───── Working data

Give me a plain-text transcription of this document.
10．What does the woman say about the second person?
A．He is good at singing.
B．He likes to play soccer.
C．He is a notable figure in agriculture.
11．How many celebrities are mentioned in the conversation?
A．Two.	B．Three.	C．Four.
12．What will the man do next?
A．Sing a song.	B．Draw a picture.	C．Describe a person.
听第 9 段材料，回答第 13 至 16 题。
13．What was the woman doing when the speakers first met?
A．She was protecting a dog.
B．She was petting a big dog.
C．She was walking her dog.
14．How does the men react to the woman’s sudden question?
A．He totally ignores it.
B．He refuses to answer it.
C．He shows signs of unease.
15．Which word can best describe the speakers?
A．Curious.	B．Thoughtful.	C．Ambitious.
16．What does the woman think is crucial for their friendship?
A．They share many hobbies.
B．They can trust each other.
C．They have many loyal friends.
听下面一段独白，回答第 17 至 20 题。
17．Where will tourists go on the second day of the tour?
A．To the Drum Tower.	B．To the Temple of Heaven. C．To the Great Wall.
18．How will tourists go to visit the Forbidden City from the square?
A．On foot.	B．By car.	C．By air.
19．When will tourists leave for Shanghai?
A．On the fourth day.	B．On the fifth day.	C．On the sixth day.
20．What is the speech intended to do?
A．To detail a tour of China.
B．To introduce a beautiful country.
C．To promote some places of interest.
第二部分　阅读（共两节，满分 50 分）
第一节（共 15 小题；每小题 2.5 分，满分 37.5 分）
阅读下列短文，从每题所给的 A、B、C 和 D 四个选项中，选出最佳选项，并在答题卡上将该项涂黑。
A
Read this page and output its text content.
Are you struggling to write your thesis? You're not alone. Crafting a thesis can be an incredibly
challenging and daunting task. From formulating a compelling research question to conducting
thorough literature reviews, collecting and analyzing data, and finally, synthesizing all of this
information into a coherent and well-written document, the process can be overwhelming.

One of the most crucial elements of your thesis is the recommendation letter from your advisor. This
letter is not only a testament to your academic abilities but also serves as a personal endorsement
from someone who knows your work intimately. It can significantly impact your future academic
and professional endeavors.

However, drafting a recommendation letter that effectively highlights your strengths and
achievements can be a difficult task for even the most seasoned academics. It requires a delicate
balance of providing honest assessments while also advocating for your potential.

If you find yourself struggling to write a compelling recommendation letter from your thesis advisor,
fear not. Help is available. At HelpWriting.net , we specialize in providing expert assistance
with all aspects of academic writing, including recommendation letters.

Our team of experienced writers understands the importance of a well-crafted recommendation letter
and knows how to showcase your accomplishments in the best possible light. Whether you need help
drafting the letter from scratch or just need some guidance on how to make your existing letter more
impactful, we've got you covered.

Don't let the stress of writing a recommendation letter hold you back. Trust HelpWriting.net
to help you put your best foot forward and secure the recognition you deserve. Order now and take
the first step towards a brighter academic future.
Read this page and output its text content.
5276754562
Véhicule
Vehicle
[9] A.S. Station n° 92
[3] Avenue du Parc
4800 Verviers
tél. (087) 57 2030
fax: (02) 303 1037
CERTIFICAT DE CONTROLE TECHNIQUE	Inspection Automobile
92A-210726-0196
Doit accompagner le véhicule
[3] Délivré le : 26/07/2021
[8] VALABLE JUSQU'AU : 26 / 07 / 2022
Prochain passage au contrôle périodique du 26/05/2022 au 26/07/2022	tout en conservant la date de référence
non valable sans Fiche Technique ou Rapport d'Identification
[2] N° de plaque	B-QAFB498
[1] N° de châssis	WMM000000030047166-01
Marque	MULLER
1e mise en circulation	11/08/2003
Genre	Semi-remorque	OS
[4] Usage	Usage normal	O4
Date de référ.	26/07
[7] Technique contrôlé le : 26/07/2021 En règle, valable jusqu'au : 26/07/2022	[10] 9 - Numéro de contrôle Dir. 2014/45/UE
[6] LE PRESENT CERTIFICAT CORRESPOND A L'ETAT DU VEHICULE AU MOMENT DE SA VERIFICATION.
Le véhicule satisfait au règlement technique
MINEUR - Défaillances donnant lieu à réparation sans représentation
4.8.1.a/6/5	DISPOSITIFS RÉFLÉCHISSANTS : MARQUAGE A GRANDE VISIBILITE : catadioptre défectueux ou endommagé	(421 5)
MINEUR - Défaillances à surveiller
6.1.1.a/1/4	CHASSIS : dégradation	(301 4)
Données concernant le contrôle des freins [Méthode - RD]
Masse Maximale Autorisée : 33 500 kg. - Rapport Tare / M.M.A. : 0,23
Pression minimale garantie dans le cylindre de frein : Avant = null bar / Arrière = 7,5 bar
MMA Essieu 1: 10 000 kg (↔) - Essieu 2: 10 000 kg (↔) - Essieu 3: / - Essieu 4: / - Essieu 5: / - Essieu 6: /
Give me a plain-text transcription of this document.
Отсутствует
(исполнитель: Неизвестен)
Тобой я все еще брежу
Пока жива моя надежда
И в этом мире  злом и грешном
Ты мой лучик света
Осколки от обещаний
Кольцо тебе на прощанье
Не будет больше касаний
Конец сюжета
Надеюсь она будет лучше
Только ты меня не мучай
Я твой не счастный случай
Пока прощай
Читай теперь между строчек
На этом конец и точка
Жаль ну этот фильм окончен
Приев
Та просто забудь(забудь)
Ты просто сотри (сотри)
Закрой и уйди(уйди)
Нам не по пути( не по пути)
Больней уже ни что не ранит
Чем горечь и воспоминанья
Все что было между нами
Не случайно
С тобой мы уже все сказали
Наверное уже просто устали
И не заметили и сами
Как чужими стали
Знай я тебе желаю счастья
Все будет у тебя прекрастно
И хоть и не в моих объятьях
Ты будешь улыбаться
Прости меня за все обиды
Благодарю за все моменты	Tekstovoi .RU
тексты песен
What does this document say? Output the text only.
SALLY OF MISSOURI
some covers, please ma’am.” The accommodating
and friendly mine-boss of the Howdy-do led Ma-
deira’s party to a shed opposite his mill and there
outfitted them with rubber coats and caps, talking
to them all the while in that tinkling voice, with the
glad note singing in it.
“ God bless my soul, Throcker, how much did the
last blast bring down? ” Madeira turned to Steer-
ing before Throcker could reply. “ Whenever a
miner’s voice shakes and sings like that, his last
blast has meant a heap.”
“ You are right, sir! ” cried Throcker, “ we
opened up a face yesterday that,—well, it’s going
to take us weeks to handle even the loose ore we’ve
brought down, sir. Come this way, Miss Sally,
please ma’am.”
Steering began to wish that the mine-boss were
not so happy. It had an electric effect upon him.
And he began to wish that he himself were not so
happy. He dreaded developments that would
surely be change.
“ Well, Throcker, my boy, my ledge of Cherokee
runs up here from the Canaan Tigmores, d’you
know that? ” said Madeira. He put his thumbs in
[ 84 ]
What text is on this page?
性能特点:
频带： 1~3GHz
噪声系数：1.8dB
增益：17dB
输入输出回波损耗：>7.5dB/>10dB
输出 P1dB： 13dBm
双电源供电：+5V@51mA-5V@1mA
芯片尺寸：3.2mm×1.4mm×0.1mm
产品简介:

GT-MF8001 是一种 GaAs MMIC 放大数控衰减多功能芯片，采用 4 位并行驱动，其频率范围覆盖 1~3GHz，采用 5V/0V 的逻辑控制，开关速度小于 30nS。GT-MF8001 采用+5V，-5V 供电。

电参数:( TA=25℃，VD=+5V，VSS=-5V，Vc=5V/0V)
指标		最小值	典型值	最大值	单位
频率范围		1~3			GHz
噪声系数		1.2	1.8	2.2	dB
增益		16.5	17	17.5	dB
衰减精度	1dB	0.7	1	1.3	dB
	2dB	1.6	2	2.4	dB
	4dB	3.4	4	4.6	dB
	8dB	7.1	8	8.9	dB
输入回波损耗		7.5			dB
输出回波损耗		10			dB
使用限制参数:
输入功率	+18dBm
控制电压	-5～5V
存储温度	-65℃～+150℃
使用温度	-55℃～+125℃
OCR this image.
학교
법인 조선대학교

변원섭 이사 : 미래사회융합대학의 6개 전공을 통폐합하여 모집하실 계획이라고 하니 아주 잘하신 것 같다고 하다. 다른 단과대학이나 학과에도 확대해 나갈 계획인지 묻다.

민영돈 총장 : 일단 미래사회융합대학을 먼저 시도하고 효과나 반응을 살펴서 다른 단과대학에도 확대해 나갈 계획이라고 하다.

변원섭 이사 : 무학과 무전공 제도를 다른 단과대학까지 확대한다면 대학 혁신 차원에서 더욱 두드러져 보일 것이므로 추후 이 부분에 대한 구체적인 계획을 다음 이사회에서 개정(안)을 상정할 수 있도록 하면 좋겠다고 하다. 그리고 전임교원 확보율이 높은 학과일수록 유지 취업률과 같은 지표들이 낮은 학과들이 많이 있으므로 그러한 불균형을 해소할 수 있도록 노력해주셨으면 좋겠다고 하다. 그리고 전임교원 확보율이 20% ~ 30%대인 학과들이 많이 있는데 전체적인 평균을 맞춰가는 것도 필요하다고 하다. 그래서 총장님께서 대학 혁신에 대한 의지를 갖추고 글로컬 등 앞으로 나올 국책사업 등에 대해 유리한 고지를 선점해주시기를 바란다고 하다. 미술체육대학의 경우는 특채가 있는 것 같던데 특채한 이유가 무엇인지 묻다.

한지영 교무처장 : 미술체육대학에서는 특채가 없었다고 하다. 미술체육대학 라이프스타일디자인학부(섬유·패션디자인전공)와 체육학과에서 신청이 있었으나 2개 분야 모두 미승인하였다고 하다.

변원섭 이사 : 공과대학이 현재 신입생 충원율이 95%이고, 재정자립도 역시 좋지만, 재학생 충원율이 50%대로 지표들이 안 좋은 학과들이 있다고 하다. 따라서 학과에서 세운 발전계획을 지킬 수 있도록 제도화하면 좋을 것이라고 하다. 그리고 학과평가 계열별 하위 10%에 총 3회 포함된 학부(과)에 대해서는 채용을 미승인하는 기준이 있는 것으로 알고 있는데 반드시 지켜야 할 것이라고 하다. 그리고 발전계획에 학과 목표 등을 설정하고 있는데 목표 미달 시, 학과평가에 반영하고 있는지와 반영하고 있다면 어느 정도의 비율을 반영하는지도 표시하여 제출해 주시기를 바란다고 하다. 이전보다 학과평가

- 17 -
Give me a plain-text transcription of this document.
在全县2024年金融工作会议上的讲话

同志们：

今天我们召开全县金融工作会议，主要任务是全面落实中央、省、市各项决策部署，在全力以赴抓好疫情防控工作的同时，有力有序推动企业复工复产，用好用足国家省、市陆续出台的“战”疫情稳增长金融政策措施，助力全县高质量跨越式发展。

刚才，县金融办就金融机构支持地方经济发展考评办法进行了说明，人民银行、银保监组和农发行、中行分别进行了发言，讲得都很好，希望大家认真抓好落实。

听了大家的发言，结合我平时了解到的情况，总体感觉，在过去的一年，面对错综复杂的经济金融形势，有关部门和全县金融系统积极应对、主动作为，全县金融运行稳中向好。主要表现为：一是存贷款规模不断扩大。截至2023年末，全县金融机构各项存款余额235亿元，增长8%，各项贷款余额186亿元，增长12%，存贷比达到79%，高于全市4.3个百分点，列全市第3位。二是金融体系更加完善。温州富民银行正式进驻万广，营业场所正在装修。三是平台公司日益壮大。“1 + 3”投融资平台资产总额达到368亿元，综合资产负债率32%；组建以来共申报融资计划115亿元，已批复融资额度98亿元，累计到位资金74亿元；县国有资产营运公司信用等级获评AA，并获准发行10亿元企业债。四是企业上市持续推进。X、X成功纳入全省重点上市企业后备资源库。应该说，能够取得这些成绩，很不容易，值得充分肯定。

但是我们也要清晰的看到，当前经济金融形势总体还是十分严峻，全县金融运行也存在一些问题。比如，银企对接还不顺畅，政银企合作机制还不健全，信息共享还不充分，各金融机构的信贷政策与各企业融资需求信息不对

──────────

▶ Stated task: Extract every line of the records above that contains the word "thesis".

▶ Solution to the exercise:
Are you struggling to write your thesis? You're not alone. Crafting a thesis can be an incredibly
One of the most crucial elements of your thesis is the recommendation letter from your advisor. This
If you find yourself struggling to write a compelling recommendation letter from your thesis advisor,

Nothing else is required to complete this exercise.